───── RECORDS FOR PROCESSING
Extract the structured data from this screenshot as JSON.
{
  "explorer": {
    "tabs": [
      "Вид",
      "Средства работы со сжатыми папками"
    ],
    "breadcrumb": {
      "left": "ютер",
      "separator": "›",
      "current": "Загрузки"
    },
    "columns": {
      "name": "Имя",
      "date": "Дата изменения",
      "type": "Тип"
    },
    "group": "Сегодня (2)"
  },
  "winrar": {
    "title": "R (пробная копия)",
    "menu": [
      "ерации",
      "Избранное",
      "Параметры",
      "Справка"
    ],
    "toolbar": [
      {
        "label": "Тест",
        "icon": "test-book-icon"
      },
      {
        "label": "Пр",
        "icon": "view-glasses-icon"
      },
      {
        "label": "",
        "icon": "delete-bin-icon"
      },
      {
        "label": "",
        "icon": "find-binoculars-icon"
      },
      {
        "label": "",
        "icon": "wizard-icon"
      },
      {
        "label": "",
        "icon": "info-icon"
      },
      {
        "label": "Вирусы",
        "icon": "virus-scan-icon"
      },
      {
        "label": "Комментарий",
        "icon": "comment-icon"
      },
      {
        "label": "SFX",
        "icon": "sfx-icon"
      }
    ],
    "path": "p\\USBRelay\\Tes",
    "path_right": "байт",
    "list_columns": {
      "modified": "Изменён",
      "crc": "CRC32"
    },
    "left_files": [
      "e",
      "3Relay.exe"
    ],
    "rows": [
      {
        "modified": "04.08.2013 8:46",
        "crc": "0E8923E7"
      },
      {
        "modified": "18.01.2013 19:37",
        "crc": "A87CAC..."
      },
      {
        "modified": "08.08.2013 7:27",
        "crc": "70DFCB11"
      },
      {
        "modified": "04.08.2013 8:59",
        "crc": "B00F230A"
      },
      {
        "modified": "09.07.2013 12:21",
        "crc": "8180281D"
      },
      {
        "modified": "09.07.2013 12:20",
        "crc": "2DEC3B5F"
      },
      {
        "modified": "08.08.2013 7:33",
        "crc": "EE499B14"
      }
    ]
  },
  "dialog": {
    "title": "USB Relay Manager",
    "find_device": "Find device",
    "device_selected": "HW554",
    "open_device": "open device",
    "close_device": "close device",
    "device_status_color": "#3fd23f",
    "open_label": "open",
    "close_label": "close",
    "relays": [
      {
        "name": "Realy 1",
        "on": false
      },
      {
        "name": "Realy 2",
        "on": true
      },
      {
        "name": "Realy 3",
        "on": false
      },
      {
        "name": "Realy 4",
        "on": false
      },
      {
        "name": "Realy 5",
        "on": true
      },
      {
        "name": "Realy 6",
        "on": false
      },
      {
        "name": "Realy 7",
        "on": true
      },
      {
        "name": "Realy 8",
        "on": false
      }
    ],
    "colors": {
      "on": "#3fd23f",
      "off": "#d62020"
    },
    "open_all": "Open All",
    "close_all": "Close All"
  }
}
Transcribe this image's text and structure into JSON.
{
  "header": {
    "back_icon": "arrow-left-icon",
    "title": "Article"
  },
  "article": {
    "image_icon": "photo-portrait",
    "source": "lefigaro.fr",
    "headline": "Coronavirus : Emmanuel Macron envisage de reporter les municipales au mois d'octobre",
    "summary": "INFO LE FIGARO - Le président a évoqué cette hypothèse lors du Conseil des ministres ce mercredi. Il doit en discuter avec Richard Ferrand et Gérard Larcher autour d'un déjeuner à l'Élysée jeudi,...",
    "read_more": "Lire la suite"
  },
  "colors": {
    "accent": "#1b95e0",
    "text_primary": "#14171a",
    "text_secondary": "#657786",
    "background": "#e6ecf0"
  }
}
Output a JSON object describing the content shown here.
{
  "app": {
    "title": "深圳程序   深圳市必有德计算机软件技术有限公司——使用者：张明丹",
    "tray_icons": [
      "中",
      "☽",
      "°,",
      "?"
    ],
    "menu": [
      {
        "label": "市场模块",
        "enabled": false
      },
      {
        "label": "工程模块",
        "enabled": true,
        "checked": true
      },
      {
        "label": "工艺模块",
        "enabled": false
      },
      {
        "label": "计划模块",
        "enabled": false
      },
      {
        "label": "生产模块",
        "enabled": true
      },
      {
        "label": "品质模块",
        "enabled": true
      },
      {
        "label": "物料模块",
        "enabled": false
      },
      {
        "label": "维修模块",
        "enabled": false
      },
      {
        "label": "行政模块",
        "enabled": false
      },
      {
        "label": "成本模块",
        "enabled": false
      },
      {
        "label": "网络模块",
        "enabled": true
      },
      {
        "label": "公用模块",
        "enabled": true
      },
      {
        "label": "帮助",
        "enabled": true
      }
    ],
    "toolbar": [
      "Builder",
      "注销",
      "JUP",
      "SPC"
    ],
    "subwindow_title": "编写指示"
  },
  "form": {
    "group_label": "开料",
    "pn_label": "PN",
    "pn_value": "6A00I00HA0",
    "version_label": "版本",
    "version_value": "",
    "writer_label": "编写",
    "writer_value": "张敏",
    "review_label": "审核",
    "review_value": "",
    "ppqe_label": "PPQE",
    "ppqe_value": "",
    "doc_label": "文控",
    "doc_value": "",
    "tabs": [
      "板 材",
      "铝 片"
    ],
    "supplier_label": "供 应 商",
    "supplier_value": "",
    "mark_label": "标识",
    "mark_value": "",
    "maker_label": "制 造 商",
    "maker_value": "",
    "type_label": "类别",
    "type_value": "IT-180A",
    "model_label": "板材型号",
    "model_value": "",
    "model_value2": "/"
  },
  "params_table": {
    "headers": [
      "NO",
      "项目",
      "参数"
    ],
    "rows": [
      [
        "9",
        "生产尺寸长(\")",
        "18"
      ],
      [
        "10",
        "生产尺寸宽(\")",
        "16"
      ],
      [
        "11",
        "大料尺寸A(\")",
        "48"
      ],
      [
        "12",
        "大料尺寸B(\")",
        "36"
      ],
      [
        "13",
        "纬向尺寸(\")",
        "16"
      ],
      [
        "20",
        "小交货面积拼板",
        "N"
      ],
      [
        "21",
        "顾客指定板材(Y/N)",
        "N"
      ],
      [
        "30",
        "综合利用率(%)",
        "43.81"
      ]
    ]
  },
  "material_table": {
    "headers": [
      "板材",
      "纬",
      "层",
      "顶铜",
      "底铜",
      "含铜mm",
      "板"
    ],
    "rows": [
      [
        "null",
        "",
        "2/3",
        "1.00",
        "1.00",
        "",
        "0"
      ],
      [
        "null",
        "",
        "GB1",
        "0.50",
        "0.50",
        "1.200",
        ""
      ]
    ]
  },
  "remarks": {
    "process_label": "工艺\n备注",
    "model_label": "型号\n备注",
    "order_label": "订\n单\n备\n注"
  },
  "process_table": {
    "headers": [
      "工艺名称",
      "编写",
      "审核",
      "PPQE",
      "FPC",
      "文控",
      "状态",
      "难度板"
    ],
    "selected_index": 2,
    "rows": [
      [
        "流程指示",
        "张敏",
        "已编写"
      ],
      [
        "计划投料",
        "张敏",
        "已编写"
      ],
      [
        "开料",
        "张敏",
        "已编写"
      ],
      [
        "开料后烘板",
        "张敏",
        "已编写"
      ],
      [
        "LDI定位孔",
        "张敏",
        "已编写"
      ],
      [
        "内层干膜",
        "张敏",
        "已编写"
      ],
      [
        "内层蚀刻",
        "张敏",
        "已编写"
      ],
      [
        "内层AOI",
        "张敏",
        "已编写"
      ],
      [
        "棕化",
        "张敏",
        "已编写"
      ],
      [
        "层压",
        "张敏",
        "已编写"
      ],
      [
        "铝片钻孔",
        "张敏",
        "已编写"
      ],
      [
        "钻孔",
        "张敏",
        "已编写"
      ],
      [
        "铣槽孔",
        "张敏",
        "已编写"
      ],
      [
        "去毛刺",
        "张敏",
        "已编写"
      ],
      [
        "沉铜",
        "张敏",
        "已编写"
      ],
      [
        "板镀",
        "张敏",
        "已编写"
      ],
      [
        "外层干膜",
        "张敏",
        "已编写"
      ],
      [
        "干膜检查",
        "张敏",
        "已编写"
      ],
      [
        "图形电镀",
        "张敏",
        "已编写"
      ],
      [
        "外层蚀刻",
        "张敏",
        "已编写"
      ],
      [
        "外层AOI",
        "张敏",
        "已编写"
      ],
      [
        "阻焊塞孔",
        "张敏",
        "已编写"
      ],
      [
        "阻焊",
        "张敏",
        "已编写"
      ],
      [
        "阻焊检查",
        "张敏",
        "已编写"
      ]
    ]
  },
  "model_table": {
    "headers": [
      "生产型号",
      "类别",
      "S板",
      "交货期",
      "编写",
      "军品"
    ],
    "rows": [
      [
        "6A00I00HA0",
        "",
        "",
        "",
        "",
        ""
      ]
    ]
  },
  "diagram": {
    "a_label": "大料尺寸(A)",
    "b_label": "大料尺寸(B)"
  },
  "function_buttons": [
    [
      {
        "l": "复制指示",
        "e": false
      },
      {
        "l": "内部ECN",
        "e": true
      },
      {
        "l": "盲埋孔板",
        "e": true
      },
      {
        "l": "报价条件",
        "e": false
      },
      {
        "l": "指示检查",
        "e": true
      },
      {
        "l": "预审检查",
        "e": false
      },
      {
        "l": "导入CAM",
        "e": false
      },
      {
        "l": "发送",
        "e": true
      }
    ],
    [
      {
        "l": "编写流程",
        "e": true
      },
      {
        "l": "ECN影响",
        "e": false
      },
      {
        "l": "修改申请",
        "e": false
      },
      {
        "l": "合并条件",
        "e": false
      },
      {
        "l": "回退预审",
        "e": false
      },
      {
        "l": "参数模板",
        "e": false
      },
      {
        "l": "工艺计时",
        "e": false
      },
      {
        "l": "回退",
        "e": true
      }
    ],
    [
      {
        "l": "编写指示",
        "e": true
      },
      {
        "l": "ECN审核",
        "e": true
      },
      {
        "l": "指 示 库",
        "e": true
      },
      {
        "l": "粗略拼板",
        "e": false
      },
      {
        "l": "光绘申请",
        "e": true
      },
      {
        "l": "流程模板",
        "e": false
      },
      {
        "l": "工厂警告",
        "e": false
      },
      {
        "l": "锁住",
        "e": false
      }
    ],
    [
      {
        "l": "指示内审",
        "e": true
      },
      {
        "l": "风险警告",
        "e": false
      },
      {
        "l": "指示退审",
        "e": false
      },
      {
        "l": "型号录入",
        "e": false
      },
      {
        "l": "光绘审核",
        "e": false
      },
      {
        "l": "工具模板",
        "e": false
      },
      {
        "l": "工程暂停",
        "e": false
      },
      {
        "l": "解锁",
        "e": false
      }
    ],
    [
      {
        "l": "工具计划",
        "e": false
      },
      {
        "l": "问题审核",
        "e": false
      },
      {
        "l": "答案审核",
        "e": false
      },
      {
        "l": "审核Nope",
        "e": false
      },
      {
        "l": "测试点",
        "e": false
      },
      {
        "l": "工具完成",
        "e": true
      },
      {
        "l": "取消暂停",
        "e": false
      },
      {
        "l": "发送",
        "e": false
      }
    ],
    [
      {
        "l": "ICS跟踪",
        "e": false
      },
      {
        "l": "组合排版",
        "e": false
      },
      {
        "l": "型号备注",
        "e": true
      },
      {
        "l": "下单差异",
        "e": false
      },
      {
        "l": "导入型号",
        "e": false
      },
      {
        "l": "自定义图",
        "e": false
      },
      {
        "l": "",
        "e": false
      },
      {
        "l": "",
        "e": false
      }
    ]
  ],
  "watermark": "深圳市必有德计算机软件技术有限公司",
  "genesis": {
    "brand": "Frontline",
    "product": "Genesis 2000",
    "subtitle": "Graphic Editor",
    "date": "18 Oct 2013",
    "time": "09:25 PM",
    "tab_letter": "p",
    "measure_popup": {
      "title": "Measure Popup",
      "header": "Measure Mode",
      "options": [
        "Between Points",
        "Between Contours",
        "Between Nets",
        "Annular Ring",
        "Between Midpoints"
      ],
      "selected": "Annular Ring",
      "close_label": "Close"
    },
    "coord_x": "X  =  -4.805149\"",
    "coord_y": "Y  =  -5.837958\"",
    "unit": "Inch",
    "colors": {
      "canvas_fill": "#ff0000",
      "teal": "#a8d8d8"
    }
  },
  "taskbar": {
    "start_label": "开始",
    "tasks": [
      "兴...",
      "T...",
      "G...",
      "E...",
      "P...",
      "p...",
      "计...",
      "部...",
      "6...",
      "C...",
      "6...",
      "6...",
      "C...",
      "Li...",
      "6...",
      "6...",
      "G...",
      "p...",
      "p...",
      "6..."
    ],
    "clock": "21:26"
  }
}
──────────
Each line above with the word "date" must be returned.

RESULT:
      "date": "Дата изменения",
    "date": "18 Oct 2013",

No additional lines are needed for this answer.